> _Exercise details_:
Reproduce exactly the lines from the one that holds "Parse this screenshot: output" through the last line of the entries, both ends included, but not the pictures.
====
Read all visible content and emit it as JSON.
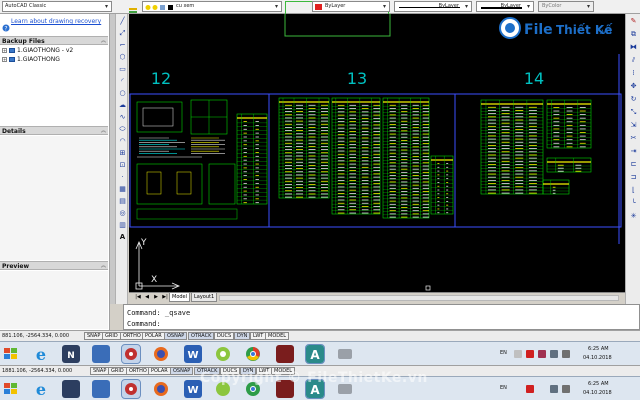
{
  "toolbar": {
    "workspace": "AutoCAD Classic",
    "layer_name": "cu xem",
    "color": "ByLayer",
    "linetype": "ByLayer",
    "lineweight": "ByLayer",
    "plotstyle": "ByColor"
  },
  "left_panel": {
    "recovery_link": "Learn about drawing recovery",
    "backup_header": "Backup Files",
    "backup_files": [
      "1.GIAOTHONG - v2",
      "1.GIAOTHONG"
    ],
    "details_header": "Details",
    "preview_header": "Preview"
  },
  "drawing": {
    "sheet_numbers": [
      "12",
      "13",
      "14"
    ],
    "ucs_x": "X",
    "ucs_y": "Y"
  },
  "layout_tabs": [
    "Model",
    "Layout1"
  ],
  "command": {
    "history": "Command:  _qsave",
    "prompt": "Command:"
  },
  "status_bar_1": {
    "coords": "881.106, -2564.334, 0.000",
    "buttons": [
      "SNAP",
      "GRID",
      "ORTHO",
      "POLAR",
      "OSNAP",
      "OTRACK",
      "DUCS",
      "DYN",
      "LWT",
      "MODEL"
    ]
  },
  "status_bar_2": {
    "coords": "1881.106, -2564.334, 0.000",
    "buttons": [
      "SNAP",
      "GRID",
      "ORTHO",
      "POLAR",
      "OSNAP",
      "OTRACK",
      "DUCS",
      "DYN",
      "LWT",
      "MODEL"
    ]
  },
  "taskbar_1": {
    "lang": "EN",
    "time": "6:25 AM",
    "date": "04.10.2018"
  },
  "taskbar_2": {
    "lang": "EN",
    "time": "6:25 AM",
    "date": "04.10.2018"
  },
  "watermark": {
    "logo_word1": "File",
    "logo_word2": "Thiết Kế",
    "logo_suffix": ".vn",
    "copyright": "Copyright © FileThietKe.vn"
  },
  "icons": {
    "draw_tools": [
      "line-icon",
      "construction-line-icon",
      "polyline-icon",
      "polygon-icon",
      "rectangle-icon",
      "arc-icon",
      "circle-icon",
      "revcloud-icon",
      "spline-icon",
      "ellipse-icon",
      "insert-block-icon",
      "make-block-icon",
      "point-icon",
      "hatch-icon",
      "region-icon",
      "table-icon",
      "mtext-icon"
    ],
    "modify_tools": [
      "erase-icon",
      "copy-icon",
      "mirror-icon",
      "offset-icon",
      "array-icon",
      "move-icon",
      "rotate-icon",
      "scale-icon",
      "stretch-icon",
      "trim-icon",
      "extend-icon",
      "break-icon",
      "join-icon",
      "chamfer-icon",
      "fillet-icon",
      "explode-icon"
    ]
  },
  "colors": {
    "canvas_bg": "#000000",
    "frame_blue": "#3c50ff",
    "table_green": "#00d600",
    "table_yellow": "#f2f200",
    "text_cyan": "#00e5e5",
    "logo_blue": "#1d6fc9"
  }
}
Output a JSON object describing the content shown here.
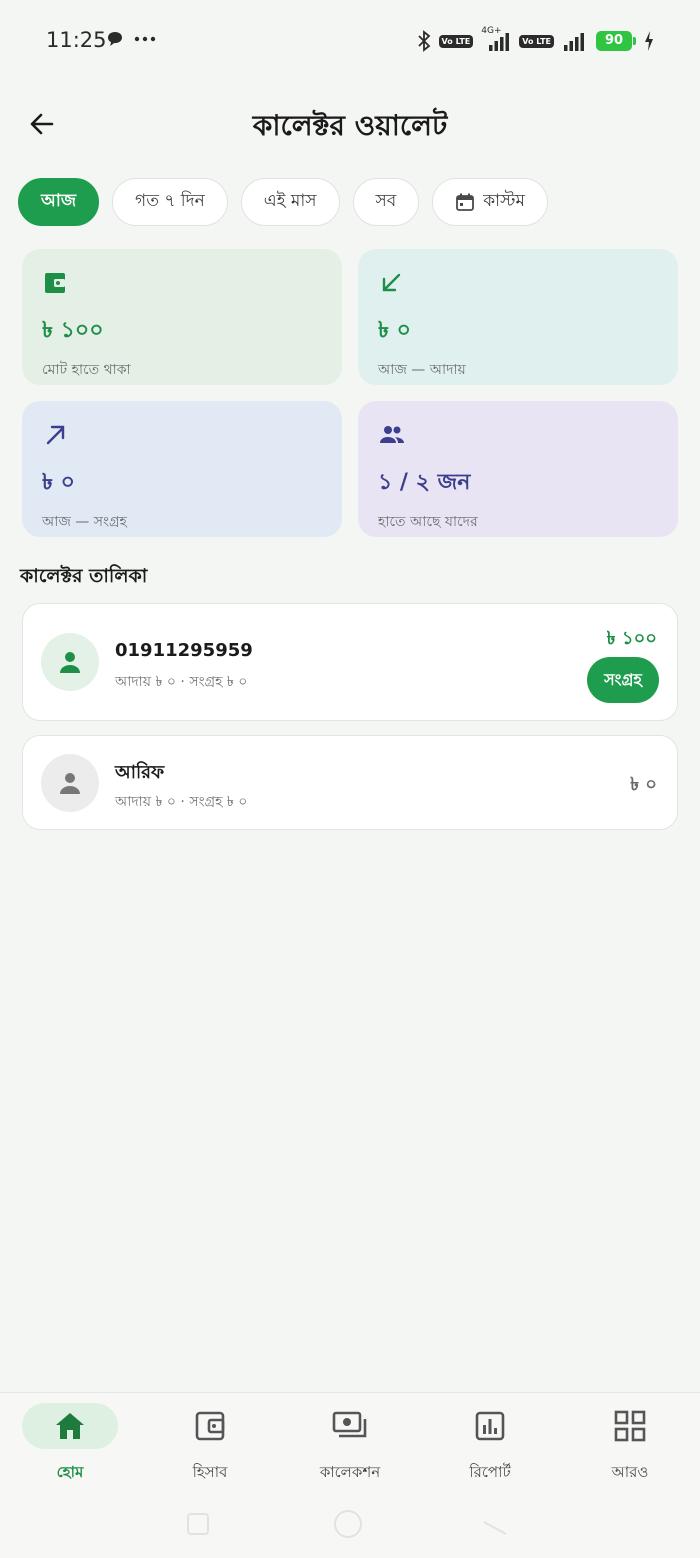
{
  "status_bar": {
    "time": "11:25",
    "network_type": "4G+",
    "lte_badge": "Vo LTE",
    "battery": "90"
  },
  "header": {
    "title": "কালেক্টর ওয়ালেট"
  },
  "filters": [
    {
      "label": "আজ",
      "active": true
    },
    {
      "label": "গত ৭ দিন",
      "active": false
    },
    {
      "label": "এই মাস",
      "active": false
    },
    {
      "label": "সব",
      "active": false
    },
    {
      "label": "কাস্টম",
      "active": false,
      "icon": "calendar-icon"
    }
  ],
  "stats": [
    {
      "icon": "wallet-icon",
      "value": "৳ ১০০",
      "label": "মোট হাতে থাকা"
    },
    {
      "icon": "arrow-down-left-icon",
      "value": "৳ ০",
      "label": "আজ — আদায়"
    },
    {
      "icon": "arrow-up-right-icon",
      "value": "৳ ০",
      "label": "আজ — সংগ্রহ"
    },
    {
      "icon": "people-icon",
      "value": "১ / ২ জন",
      "label": "হাতে আছে যাদের"
    }
  ],
  "colors": {
    "primary": "#1f9d4e",
    "card_green": "#e4efe6",
    "card_teal": "#dff0ef",
    "card_blue": "#e1e9f5",
    "card_purple": "#e9e4f4",
    "indigo": "#3c3f8d"
  },
  "section": {
    "title": "কালেক্টর তালিকা"
  },
  "collectors": [
    {
      "name": "01911295959",
      "sub": "আদায় ৳ ০ · সংগ্রহ ৳ ০",
      "amount": "৳ ১০০",
      "action": "সংগ্রহ"
    },
    {
      "name": "আরিফ",
      "sub": "আদায় ৳ ০ · সংগ্রহ ৳ ০",
      "amount": "৳ ০"
    }
  ],
  "nav": [
    {
      "label": "হোম",
      "icon": "home-icon",
      "active": true
    },
    {
      "label": "হিসাব",
      "icon": "wallet-icon",
      "active": false
    },
    {
      "label": "কালেকশন",
      "icon": "cash-icon",
      "active": false
    },
    {
      "label": "রিপোর্ট",
      "icon": "bar-chart-icon",
      "active": false
    },
    {
      "label": "আরও",
      "icon": "grid-icon",
      "active": false
    }
  ]
}
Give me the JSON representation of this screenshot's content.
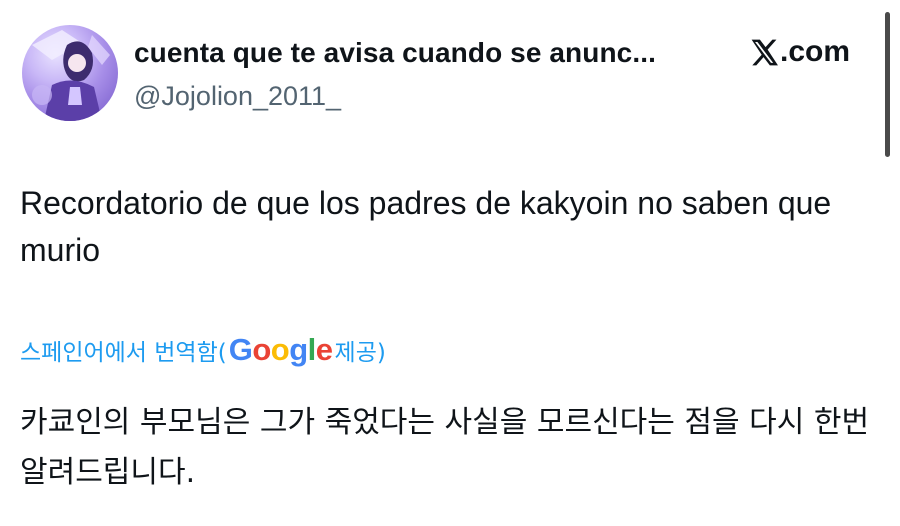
{
  "header": {
    "display_name": "cuenta que te avisa cuando se anunc...",
    "handle": "@Jojolion_2011_",
    "site_label": ".com",
    "avatar_icon": "avatar-purple-character-icon",
    "logo_icon": "x-logo-icon"
  },
  "tweet": {
    "text": "Recordatorio de que los padres de kakyoin no saben que murio"
  },
  "translation": {
    "prefix": "스페인어에서 번역함(",
    "provider": {
      "letters": [
        "G",
        "o",
        "o",
        "g",
        "l",
        "e"
      ]
    },
    "suffix": " 제공)",
    "text": "카쿄인의 부모님은 그가 죽었다는 사실을 모르신다는 점을 다시 한번 알려드립니다."
  },
  "colors": {
    "link": "#1d9bf0",
    "muted": "#536471",
    "text": "#0f1419"
  }
}
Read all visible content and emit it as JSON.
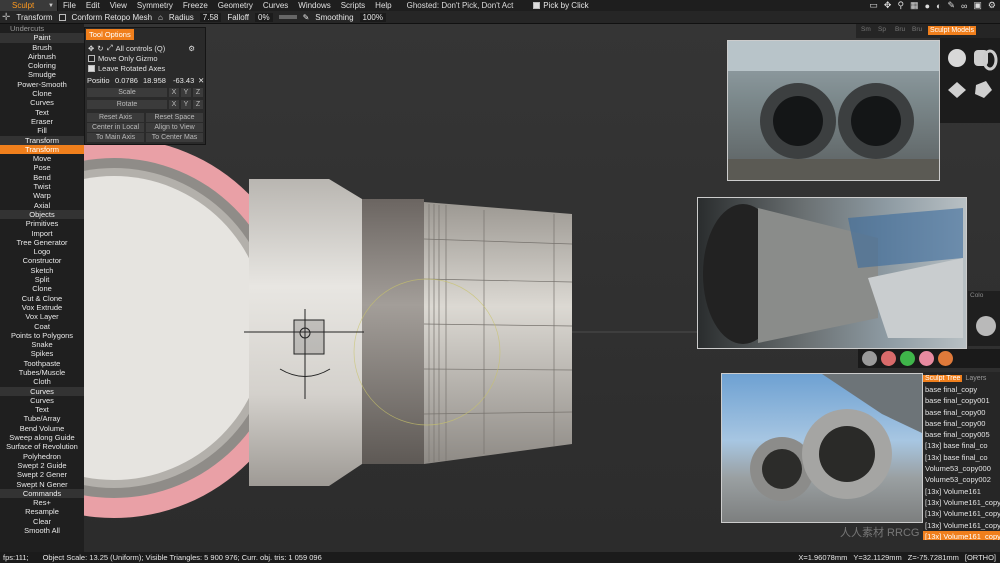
{
  "menubar": {
    "mode": "Sculpt",
    "items": [
      "File",
      "Edit",
      "View",
      "Symmetry",
      "Freeze",
      "Geometry",
      "Curves",
      "Windows",
      "Scripts",
      "Help"
    ],
    "ghosted": "Ghosted: Don't Pick, Don't Act",
    "pick_by_click": "Pick by Click"
  },
  "toolbar": {
    "tool": "Transform",
    "conform": "Conform Retopo Mesh",
    "radius_label": "Radius",
    "radius_value": "7.58",
    "falloff_label": "Falloff",
    "falloff_value": "0%",
    "smoothing_label": "Smoothing",
    "smoothing_value": "100%"
  },
  "left_panel": {
    "top_cut": "Undercuts",
    "paint_header": "Paint",
    "paint": [
      "Brush",
      "Airbrush",
      "Coloring",
      "Smudge",
      "Power-Smooth",
      "Clone",
      "Curves",
      "Text",
      "Eraser",
      "Fill"
    ],
    "transform_header": "Transform",
    "transform": [
      "Transform",
      "Move",
      "Pose",
      "Bend",
      "Twist",
      "Warp",
      "Axial"
    ],
    "objects_header": "Objects",
    "objects": [
      "Primitives",
      "Import",
      "Tree Generator",
      "Logo",
      "Constructor",
      "Sketch",
      "Split",
      "Clone",
      "Cut & Clone",
      "Vox Extrude",
      "Vox Layer",
      "Coat",
      "Points to Polygons",
      "Snake",
      "Spikes",
      "Toothpaste",
      "Tubes/Muscle",
      "Cloth"
    ],
    "curves_header": "Curves",
    "curves": [
      "Curves",
      "Text",
      "Tube/Array",
      "Bend Volume",
      "Sweep along Guide",
      "Surface of Revolution",
      "Polyhedron",
      "Swept 2 Guide",
      "Swept 2 Gener",
      "Swept N Gener"
    ],
    "commands_header": "Commands",
    "commands": [
      "Res+",
      "Resample",
      "Clear",
      "Smooth All"
    ]
  },
  "tool_options": {
    "tab": "Tool Options",
    "all_controls": "All controls (Q)",
    "move_only_gizmo": "Move Only Gizmo",
    "leave_rotated_axes": "Leave Rotated Axes",
    "position_label": "Positio",
    "pos_x": "0.0786",
    "pos_y": "18.958",
    "pos_z": "-63.43",
    "scale": "Scale",
    "rotate": "Rotate",
    "x": "X",
    "y": "Y",
    "z": "Z",
    "reset_axis": "Reset Axis",
    "reset_space": "Reset Space",
    "center_in_local": "Center in Local",
    "align_to_view": "Align to View",
    "to_main_axis": "To Main Axis",
    "to_center_mass": "To Center Mas"
  },
  "right_panels": {
    "strip_tabs": [
      "Sm",
      "Sp",
      "Bru",
      "Bru"
    ],
    "sculpt_models": "Sculpt Models",
    "materials_label": "Colo",
    "swatch_colors": [
      "#9a9a9a",
      "#d96a6a",
      "#3fb54a",
      "#e78aa0",
      "#e07a3a"
    ]
  },
  "sculpt_tree": {
    "tab_active": "Sculpt Tree",
    "tab_layers": "Layers",
    "items": [
      "base final_copy",
      "base final_copy001",
      "base final_copy00",
      "base final_copy00",
      "base final_copy005",
      "[13x] base final_co",
      "[13x] base final_co",
      "Volume53_copy000",
      "Volume53_copy002",
      "[13x] Volume161",
      "[13x] Volume161_copy",
      "[13x] Volume161_copy0",
      "[13x] Volume161_copy",
      "[13x] Volume161_copy"
    ]
  },
  "status": {
    "fps": "fps:111;",
    "info": "Object Scale: 13.25 (Uniform); Visible Triangles: 5 900 976; Curr. obj. tris: 1 059 096",
    "x": "X=1.96078mm",
    "y": "Y=32.1129mm",
    "z": "Z=-75.7281mm",
    "ortho": "[ORTHO]"
  },
  "watermark": "人人素材 RRCG"
}
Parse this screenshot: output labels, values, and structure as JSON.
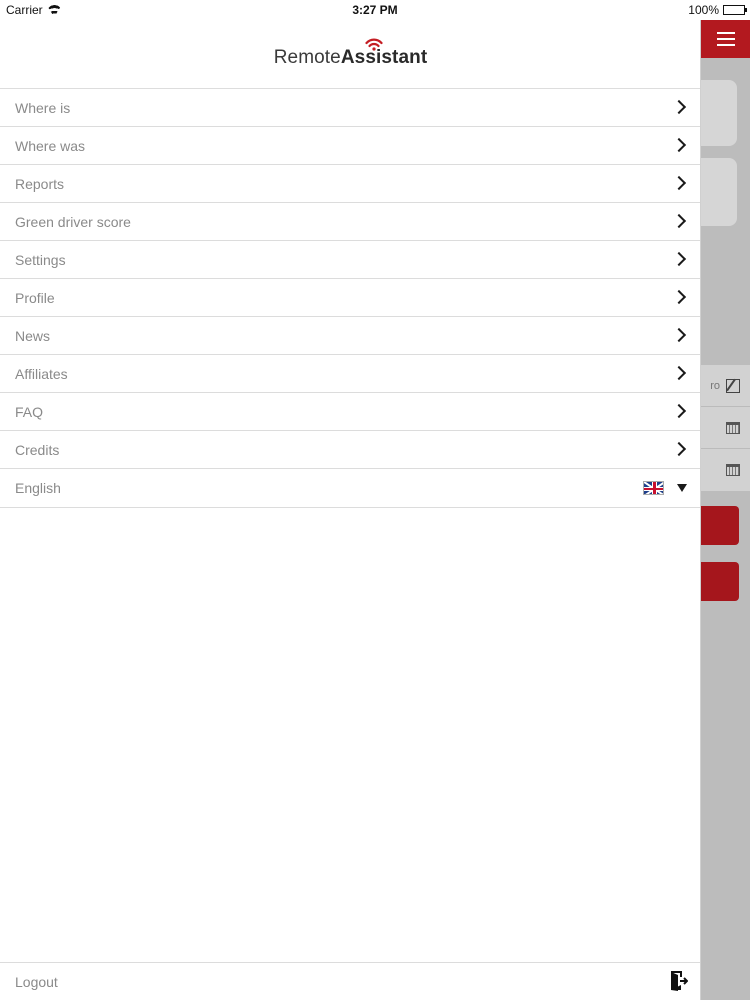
{
  "status_bar": {
    "carrier": "Carrier",
    "time": "3:27 PM",
    "battery": "100%"
  },
  "app": {
    "logo_light": "Remote",
    "logo_bold": "Assistant",
    "brand_color": "#b3191f"
  },
  "menu": {
    "items": [
      {
        "label": "Where is"
      },
      {
        "label": "Where was"
      },
      {
        "label": "Reports"
      },
      {
        "label": "Green driver score"
      },
      {
        "label": "Settings"
      },
      {
        "label": "Profile"
      },
      {
        "label": "News"
      },
      {
        "label": "Affiliates"
      },
      {
        "label": "FAQ"
      },
      {
        "label": "Credits"
      }
    ],
    "language": {
      "selected": "English",
      "flag": "uk-flag-icon"
    },
    "logout": "Logout"
  },
  "background_form": {
    "field_snippet": "ro"
  }
}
====
> _Solution to this problem_:
Parse this screenshot: output labels, values, and structure as JSON.
{
  "status_bar": {
    "carrier": "Carrier",
    "time": "3:27 PM",
    "battery": "100%"
  },
  "app": {
    "logo_light": "Remote",
    "logo_bold": "Assistant",
    "brand_color": "#b3191f"
  },
  "menu": {
    "items": [
      {
        "label": "Where is"
      },
      {
        "label": "Where was"
      },
      {
        "label": "Reports"
      },
      {
        "label": "Green driver score"
      },
      {
        "label": "Settings"
      },
      {
        "label": "Profile"
      },
      {
        "label": "News"
      },
      {
        "label": "Affiliates"
      },
      {
        "label": "FAQ"
      },
      {
        "label": "Credits"
      }
    ],
    "language": {
      "selected": "English",
      "flag": "uk-flag-icon"
    },
    "logout": "Logout"
  },
  "background_form": {
    "field_snippet": "ro"
  }
}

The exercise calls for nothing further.